> **PROBLEM**: Copy, from the entries below, each line where the word "комн" can be found.

> **ENTRIES PROVIDED**:
----
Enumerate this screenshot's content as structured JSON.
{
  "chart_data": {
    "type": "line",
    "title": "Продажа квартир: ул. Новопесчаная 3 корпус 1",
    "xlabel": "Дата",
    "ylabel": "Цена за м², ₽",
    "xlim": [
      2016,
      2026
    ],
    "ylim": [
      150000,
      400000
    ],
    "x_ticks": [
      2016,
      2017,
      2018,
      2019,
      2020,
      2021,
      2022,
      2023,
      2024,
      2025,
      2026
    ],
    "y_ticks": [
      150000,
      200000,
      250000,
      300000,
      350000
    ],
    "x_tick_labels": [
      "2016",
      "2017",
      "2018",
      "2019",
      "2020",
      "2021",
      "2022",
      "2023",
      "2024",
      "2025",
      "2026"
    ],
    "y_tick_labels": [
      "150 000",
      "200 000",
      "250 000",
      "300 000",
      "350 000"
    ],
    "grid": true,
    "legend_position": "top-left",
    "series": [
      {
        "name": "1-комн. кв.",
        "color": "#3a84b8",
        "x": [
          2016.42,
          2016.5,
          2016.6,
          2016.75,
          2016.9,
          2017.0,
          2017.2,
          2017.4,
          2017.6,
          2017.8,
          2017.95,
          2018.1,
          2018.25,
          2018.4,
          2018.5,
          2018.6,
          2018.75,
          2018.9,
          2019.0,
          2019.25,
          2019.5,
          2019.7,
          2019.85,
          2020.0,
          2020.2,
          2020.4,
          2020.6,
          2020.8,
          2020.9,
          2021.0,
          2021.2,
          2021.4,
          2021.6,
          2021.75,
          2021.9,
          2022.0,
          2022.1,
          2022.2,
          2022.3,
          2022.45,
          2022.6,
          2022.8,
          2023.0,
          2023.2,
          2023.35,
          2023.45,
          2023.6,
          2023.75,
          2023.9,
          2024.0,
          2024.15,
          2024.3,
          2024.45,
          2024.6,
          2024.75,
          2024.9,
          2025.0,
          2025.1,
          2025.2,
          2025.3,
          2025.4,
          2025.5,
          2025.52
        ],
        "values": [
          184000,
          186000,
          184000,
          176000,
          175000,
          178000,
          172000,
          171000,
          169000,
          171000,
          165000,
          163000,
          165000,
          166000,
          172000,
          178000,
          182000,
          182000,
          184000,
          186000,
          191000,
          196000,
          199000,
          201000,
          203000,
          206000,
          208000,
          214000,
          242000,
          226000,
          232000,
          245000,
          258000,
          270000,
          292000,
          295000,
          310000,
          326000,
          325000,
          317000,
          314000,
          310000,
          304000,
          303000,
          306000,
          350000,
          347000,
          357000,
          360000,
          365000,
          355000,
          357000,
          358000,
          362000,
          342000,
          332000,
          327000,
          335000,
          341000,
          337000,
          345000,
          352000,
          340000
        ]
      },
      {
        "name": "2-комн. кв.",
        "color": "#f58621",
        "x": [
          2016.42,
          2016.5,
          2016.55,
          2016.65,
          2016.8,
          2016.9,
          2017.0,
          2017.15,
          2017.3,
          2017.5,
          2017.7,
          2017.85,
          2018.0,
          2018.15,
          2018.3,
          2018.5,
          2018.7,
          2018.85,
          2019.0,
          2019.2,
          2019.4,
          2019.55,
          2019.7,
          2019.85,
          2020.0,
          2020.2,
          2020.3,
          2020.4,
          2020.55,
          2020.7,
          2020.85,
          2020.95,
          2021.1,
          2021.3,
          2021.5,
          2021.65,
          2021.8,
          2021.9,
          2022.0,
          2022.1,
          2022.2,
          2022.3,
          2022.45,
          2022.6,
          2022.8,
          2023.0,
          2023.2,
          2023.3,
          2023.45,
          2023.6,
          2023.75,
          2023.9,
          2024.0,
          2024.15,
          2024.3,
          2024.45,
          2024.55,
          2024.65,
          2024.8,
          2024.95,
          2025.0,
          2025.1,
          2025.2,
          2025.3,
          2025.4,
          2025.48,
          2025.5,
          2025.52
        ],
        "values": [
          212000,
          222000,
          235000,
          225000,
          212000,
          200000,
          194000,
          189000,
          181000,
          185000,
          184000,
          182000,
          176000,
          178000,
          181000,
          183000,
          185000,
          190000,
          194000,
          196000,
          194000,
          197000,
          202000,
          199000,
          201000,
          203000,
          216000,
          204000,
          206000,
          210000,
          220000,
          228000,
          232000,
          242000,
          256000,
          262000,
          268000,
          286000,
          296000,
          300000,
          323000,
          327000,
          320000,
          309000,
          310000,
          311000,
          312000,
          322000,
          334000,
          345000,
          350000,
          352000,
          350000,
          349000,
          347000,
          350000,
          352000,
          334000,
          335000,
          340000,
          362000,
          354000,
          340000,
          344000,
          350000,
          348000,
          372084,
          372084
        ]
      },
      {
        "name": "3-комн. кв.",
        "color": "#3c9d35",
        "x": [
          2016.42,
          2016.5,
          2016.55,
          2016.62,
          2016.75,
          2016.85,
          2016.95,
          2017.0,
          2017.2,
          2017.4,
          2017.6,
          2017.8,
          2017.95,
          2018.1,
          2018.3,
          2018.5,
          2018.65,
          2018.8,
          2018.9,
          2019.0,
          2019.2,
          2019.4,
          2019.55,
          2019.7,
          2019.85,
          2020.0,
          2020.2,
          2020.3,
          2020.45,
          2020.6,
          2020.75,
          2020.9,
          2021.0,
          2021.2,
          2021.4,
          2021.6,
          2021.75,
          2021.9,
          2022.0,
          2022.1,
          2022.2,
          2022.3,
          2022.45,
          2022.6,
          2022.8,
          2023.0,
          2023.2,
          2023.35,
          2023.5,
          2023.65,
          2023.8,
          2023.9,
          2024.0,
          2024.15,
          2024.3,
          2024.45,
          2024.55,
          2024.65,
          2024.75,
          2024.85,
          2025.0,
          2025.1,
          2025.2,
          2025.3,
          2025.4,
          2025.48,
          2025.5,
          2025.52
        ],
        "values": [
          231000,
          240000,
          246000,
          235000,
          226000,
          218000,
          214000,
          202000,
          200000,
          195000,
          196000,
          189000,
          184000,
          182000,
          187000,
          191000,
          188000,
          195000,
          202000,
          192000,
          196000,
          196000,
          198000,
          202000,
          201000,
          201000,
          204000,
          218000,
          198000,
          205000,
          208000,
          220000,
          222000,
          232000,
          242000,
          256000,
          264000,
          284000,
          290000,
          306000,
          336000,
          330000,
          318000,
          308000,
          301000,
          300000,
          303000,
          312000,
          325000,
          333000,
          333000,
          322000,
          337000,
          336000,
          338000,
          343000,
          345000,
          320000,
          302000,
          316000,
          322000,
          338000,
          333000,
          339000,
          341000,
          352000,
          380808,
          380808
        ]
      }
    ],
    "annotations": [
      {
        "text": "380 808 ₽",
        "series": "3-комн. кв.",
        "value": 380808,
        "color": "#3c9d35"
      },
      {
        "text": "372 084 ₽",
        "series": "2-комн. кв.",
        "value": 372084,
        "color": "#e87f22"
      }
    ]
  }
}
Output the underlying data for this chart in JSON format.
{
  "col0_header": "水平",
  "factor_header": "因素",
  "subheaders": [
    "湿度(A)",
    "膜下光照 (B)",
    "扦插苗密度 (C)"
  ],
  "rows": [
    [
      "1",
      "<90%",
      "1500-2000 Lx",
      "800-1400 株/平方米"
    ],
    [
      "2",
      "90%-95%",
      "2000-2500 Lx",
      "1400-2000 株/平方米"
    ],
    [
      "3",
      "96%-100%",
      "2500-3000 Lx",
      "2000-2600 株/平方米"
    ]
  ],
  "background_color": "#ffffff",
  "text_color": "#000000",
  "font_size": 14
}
----
> **FINISHED ANSWER**:
        "name": "1-комн. кв.",
        "name": "2-комн. кв.",
        "name": "3-комн. кв.",
        "series": "3-комн. кв.",
        "series": "2-комн. кв.",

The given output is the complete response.